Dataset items
★ ★ ★ ★
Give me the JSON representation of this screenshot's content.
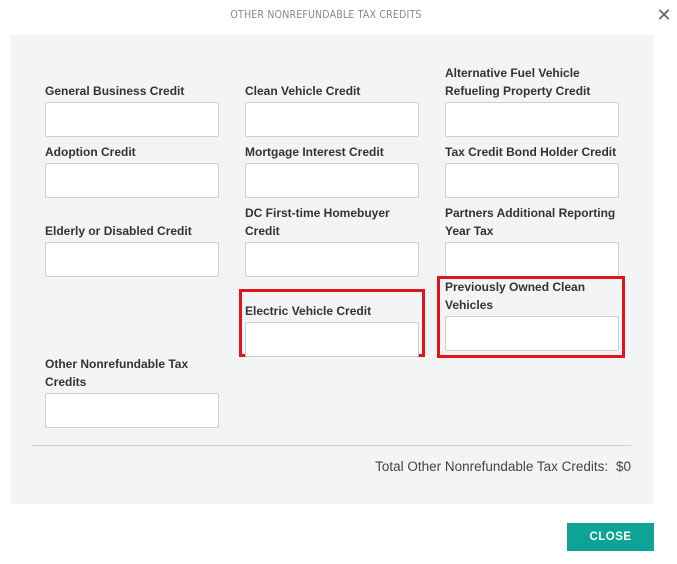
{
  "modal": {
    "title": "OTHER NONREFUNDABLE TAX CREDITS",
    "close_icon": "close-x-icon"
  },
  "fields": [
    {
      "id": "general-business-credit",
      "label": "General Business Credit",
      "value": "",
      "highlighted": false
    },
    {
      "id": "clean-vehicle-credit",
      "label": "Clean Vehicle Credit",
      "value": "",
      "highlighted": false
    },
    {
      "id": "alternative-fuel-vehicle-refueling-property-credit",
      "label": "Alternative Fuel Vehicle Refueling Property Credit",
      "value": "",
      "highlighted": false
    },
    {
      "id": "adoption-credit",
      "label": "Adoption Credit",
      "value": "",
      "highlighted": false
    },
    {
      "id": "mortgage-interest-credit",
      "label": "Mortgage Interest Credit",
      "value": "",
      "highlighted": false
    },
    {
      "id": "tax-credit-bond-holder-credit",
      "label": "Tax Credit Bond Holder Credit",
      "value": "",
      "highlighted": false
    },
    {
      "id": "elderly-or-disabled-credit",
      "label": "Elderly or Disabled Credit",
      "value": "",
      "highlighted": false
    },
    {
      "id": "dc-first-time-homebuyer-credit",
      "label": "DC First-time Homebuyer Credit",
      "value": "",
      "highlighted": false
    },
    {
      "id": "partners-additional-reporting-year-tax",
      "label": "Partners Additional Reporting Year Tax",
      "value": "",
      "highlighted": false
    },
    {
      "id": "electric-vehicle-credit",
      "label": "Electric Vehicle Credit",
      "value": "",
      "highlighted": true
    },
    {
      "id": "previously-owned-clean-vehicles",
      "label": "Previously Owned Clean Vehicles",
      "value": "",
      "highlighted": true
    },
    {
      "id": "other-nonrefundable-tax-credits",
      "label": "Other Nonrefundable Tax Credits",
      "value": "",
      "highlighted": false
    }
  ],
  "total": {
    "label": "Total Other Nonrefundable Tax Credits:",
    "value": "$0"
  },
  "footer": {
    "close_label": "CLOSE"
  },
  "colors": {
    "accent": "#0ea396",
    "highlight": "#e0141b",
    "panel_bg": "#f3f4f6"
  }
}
★ ★ ★ ★
Omit the images and transcribe all of the records above word for word.

Give me the JSON representation of this screenshot's content.
{
  "modal": {
    "title": "OTHER NONREFUNDABLE TAX CREDITS",
    "close_icon": "close-x-icon"
  },
  "fields": [
    {
      "id": "general-business-credit",
      "label": "General Business Credit",
      "value": "",
      "highlighted": false
    },
    {
      "id": "clean-vehicle-credit",
      "label": "Clean Vehicle Credit",
      "value": "",
      "highlighted": false
    },
    {
      "id": "alternative-fuel-vehicle-refueling-property-credit",
      "label": "Alternative Fuel Vehicle Refueling Property Credit",
      "value": "",
      "highlighted": false
    },
    {
      "id": "adoption-credit",
      "label": "Adoption Credit",
      "value": "",
      "highlighted": false
    },
    {
      "id": "mortgage-interest-credit",
      "label": "Mortgage Interest Credit",
      "value": "",
      "highlighted": false
    },
    {
      "id": "tax-credit-bond-holder-credit",
      "label": "Tax Credit Bond Holder Credit",
      "value": "",
      "highlighted": false
    },
    {
      "id": "elderly-or-disabled-credit",
      "label": "Elderly or Disabled Credit",
      "value": "",
      "highlighted": false
    },
    {
      "id": "dc-first-time-homebuyer-credit",
      "label": "DC First-time Homebuyer Credit",
      "value": "",
      "highlighted": false
    },
    {
      "id": "partners-additional-reporting-year-tax",
      "label": "Partners Additional Reporting Year Tax",
      "value": "",
      "highlighted": false
    },
    {
      "id": "electric-vehicle-credit",
      "label": "Electric Vehicle Credit",
      "value": "",
      "highlighted": true
    },
    {
      "id": "previously-owned-clean-vehicles",
      "label": "Previously Owned Clean Vehicles",
      "value": "",
      "highlighted": true
    },
    {
      "id": "other-nonrefundable-tax-credits",
      "label": "Other Nonrefundable Tax Credits",
      "value": "",
      "highlighted": false
    }
  ],
  "total": {
    "label": "Total Other Nonrefundable Tax Credits:",
    "value": "$0"
  },
  "footer": {
    "close_label": "CLOSE"
  },
  "colors": {
    "accent": "#0ea396",
    "highlight": "#e0141b",
    "panel_bg": "#f3f4f6"
  }
}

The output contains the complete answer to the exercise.